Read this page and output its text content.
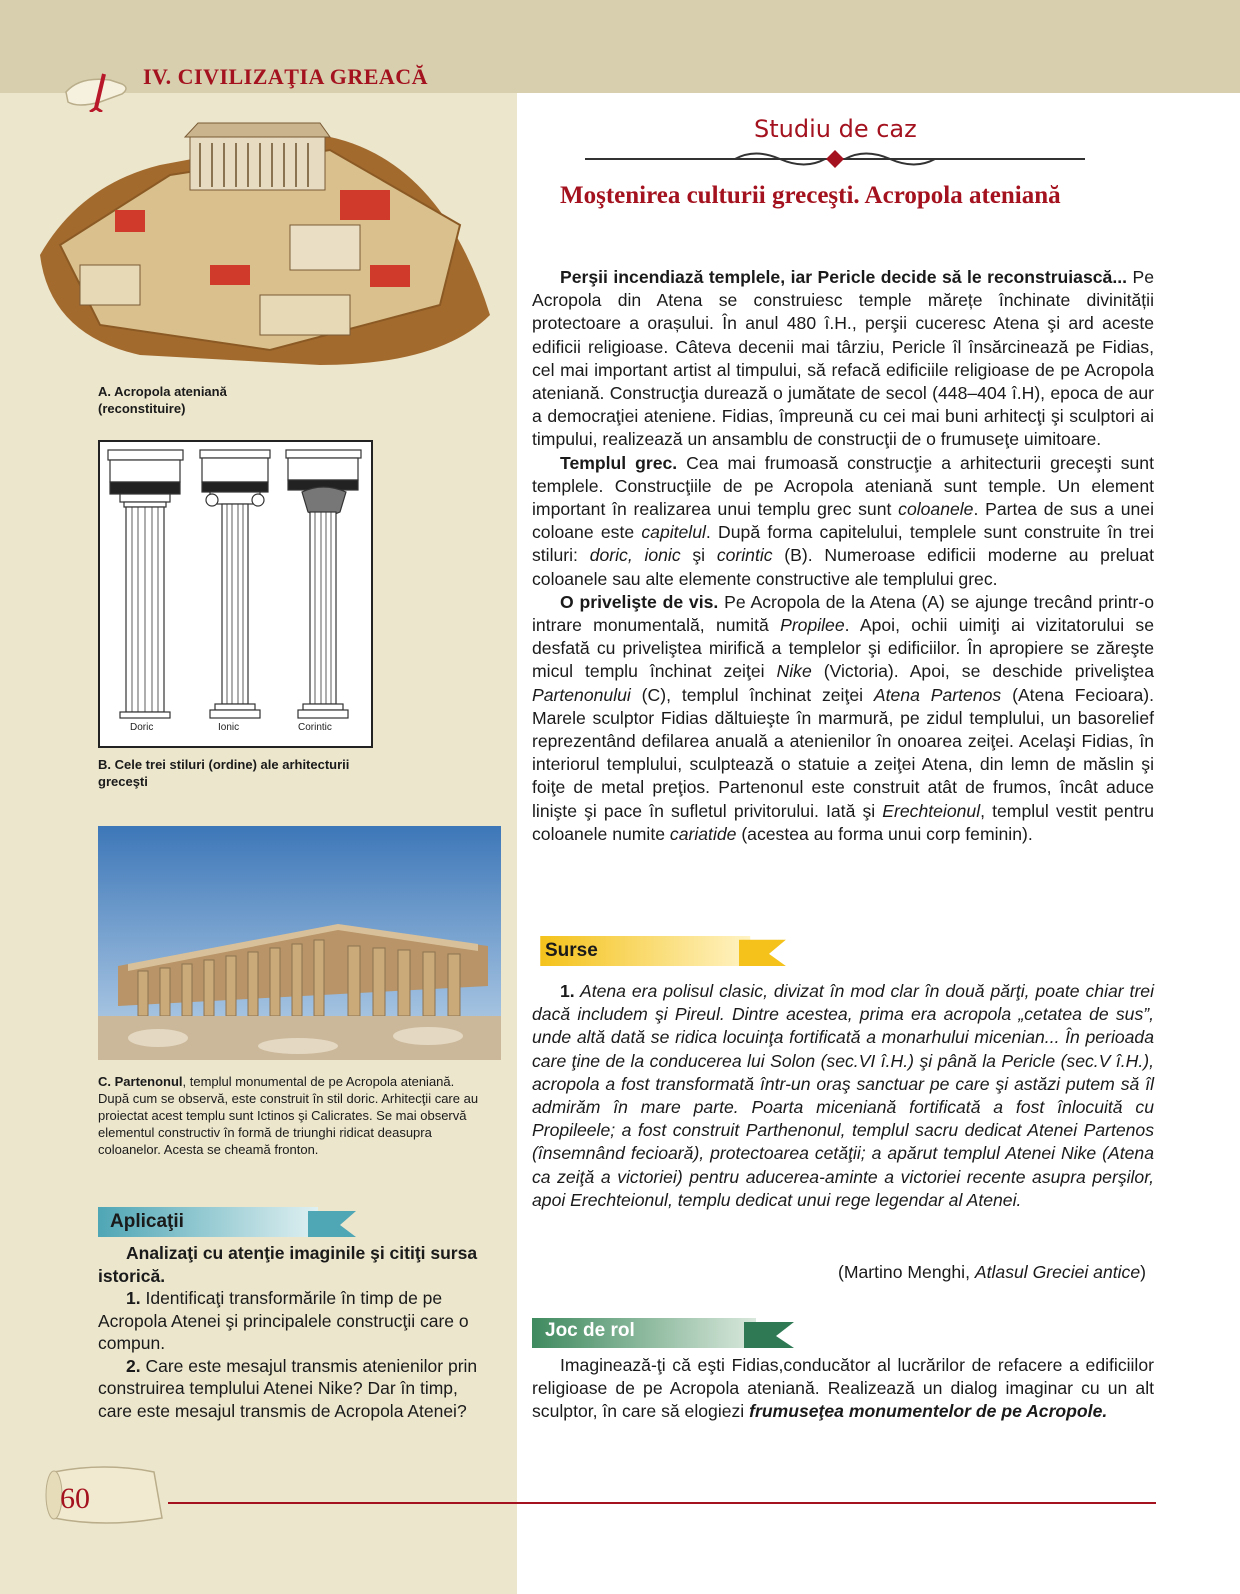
IV. CIVILIZAŢIA GREACĂ
A. Acropola ateniană
(reconstituire)
Doric	Ionic	Corintic
B. Cele trei stiluri (ordine) ale arhitecturii greceşti
C. Partenonul, templul monumental de pe Acropola ateniană. După cum se observă, este construit în stil doric. Arhitecţii care au proiectat acest templu sunt Ictinos şi Calicrates. Se mai observă elementul constructiv în formă de triunghi ridicat deasupra coloanelor. Acesta se cheamă fronton.
Aplicaţii
Analizaţi cu atenţie imaginile şi citiţi sursa istorică.
1. Identificaţi transformările în timp de pe Acropola Atenei şi principalele construcţii care o compun.
2. Care este mesajul transmis atenienilor prin construirea templului Atenei Nike? Dar în timp, care este mesajul transmis de Acropola Atenei?
Studiu de caz
Moştenirea culturii greceşti. Acropola ateniană

Perşii incendiază templele, iar Pericle decide să le reconstruiască... Pe Acropola din Atena se construiesc temple mărețe închinate divinității protectoare a orașului. În anul 480 î.H., perşii cuceresc Atena şi ard aceste edificii religioase. Câteva decenii mai târziu, Pericle îl însărcinează pe Fidias, cel mai important artist al timpului, să refacă edificiile religioase de pe Acropola ateniană. Construcţia durează o jumătate de secol (448–404 î.H), epoca de aur a democraţiei ateniene. Fidias, împreună cu cei mai buni arhitecţi şi sculptori ai timpului, realizează un ansamblu de construcţii de o frumuseţe uimitoare.

Templul grec. Cea mai frumoasă construcţie a arhitecturii greceşti sunt templele. Construcţiile de pe Acropola ateniană sunt temple. Un element important în realizarea unui templu grec sunt coloanele. Partea de sus a unei coloane este capitelul. După forma capitelului, templele sunt construite în trei stiluri: doric, ionic şi corintic (B). Numeroase edificii moderne au preluat coloanele sau alte elemente constructive ale templului grec.

O privelişte de vis. Pe Acropola de la Atena (A) se ajunge trecând printr-o intrare monumentală, numită Propilee. Apoi, ochii uimiţi ai vizitatorului se desfată cu priveliştea mirifică a templelor şi edificiilor. În apropiere se zăreşte micul templu închinat zeiţei Nike (Victoria). Apoi, se deschide priveliştea Partenonului (C), templul închinat zeiţei Atena Partenos (Atena Fecioara). Marele sculptor Fidias dăltuieşte în marmură, pe zidul templului, un basorelief reprezentând defilarea anuală a atenienilor în onoarea zeiţei. Acelaşi Fidias, în interiorul templului, sculptează o statuie a zeiţei Atena, din lemn de măslin şi foiţe de metal preţios. Partenonul este construit atât de frumos, încât aduce linişte şi pace în sufletul privitorului. Iată şi Erechteionul, templul vestit pentru coloanele numite cariatide (acestea au forma unui corp feminin).

Surse

1. Atena era polisul clasic, divizat în mod clar în două părţi, poate chiar trei dacă includem şi Pireul. Dintre acestea, prima era acropola „cetatea de sus”, unde altă dată se ridica locuinţa fortificată a monarhului micenian... În perioada care ţine de la conducerea lui Solon (sec.VI î.H.) şi până la Pericle (sec.V î.H.), acropola a fost transformată într-un oraş sanctuar pe care şi astăzi putem să îl admirăm în mare parte. Poarta miceniană fortificată a fost înlocuită cu Propileele; a fost construit Parthenonul, templul sacru dedicat Atenei Partenos (însemnând fecioară), protectoarea cetăţii; a apărut templul Atenei Nike (Atena ca zeiţă a victoriei) pentru aducerea-aminte a victoriei recente asupra perşilor, apoi Erechteionul, templu dedicat unui rege legendar al Atenei.

(Martino Menghi, Atlasul Greciei antice)
Joc de rol

Imaginează-ţi că eşti Fidias,conducător al lucrărilor de refacere a edificiilor religioase de pe Acropola ateniană. Realizează un dialog imaginar cu un alt sculptor, în care să elogiezi frumuseţea monumentelor de pe Acropole.

60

▬▬▬▬▬▬▬▬▬▬

Challenge:
From start to finish, output the listing exactly, but omit its pictures.

Exercise solution:
Read this page and output its text content.
IV. CIVILIZAŢIA GREACĂ
A. Acropola ateniană
(reconstituire)
Doric	Ionic	Corintic
B. Cele trei stiluri (ordine) ale arhitecturii greceşti
C. Partenonul, templul monumental de pe Acropola ateniană. După cum se observă, este construit în stil doric. Arhitecţii care au proiectat acest templu sunt Ictinos şi Calicrates. Se mai observă elementul constructiv în formă de triunghi ridicat deasupra coloanelor. Acesta se cheamă fronton.
Aplicaţii
Analizaţi cu atenţie imaginile şi citiţi sursa istorică.
1. Identificaţi transformările în timp de pe Acropola Atenei şi principalele construcţii care o compun.
2. Care este mesajul transmis atenienilor prin construirea templului Atenei Nike? Dar în timp, care este mesajul transmis de Acropola Atenei?
Studiu de caz
Moştenirea culturii greceşti. Acropola ateniană

Perşii incendiază templele, iar Pericle decide să le reconstruiască... Pe Acropola din Atena se construiesc temple mărețe închinate divinității protectoare a orașului. În anul 480 î.H., perşii cuceresc Atena şi ard aceste edificii religioase. Câteva decenii mai târziu, Pericle îl însărcinează pe Fidias, cel mai important artist al timpului, să refacă edificiile religioase de pe Acropola ateniană. Construcţia durează o jumătate de secol (448–404 î.H), epoca de aur a democraţiei ateniene. Fidias, împreună cu cei mai buni arhitecţi şi sculptori ai timpului, realizează un ansamblu de construcţii de o frumuseţe uimitoare.

Templul grec. Cea mai frumoasă construcţie a arhitecturii greceşti sunt templele. Construcţiile de pe Acropola ateniană sunt temple. Un element important în realizarea unui templu grec sunt coloanele. Partea de sus a unei coloane este capitelul. După forma capitelului, templele sunt construite în trei stiluri: doric, ionic şi corintic (B). Numeroase edificii moderne au preluat coloanele sau alte elemente constructive ale templului grec.

O privelişte de vis. Pe Acropola de la Atena (A) se ajunge trecând printr-o intrare monumentală, numită Propilee. Apoi, ochii uimiţi ai vizitatorului se desfată cu priveliştea mirifică a templelor şi edificiilor. În apropiere se zăreşte micul templu închinat zeiţei Nike (Victoria). Apoi, se deschide priveliştea Partenonului (C), templul închinat zeiţei Atena Partenos (Atena Fecioara). Marele sculptor Fidias dăltuieşte în marmură, pe zidul templului, un basorelief reprezentând defilarea anuală a atenienilor în onoarea zeiţei. Acelaşi Fidias, în interiorul templului, sculptează o statuie a zeiţei Atena, din lemn de măslin şi foiţe de metal preţios. Partenonul este construit atât de frumos, încât aduce linişte şi pace în sufletul privitorului. Iată şi Erechteionul, templul vestit pentru coloanele numite cariatide (acestea au forma unui corp feminin).

Surse

1. Atena era polisul clasic, divizat în mod clar în două părţi, poate chiar trei dacă includem şi Pireul. Dintre acestea, prima era acropola „cetatea de sus”, unde altă dată se ridica locuinţa fortificată a monarhului micenian... În perioada care ţine de la conducerea lui Solon (sec.VI î.H.) şi până la Pericle (sec.V î.H.), acropola a fost transformată într-un oraş sanctuar pe care şi astăzi putem să îl admirăm în mare parte. Poarta miceniană fortificată a fost înlocuită cu Propileele; a fost construit Parthenonul, templul sacru dedicat Atenei Partenos (însemnând fecioară), protectoarea cetăţii; a apărut templul Atenei Nike (Atena ca zeiţă a victoriei) pentru aducerea-aminte a victoriei recente asupra perşilor, apoi Erechteionul, templu dedicat unui rege legendar al Atenei.

(Martino Menghi, Atlasul Greciei antice)
Joc de rol

Imaginează-ţi că eşti Fidias,conducător al lucrărilor de refacere a edificiilor religioase de pe Acropola ateniană. Realizează un dialog imaginar cu un alt sculptor, în care să elogiezi frumuseţea monumentelor de pe Acropole.

60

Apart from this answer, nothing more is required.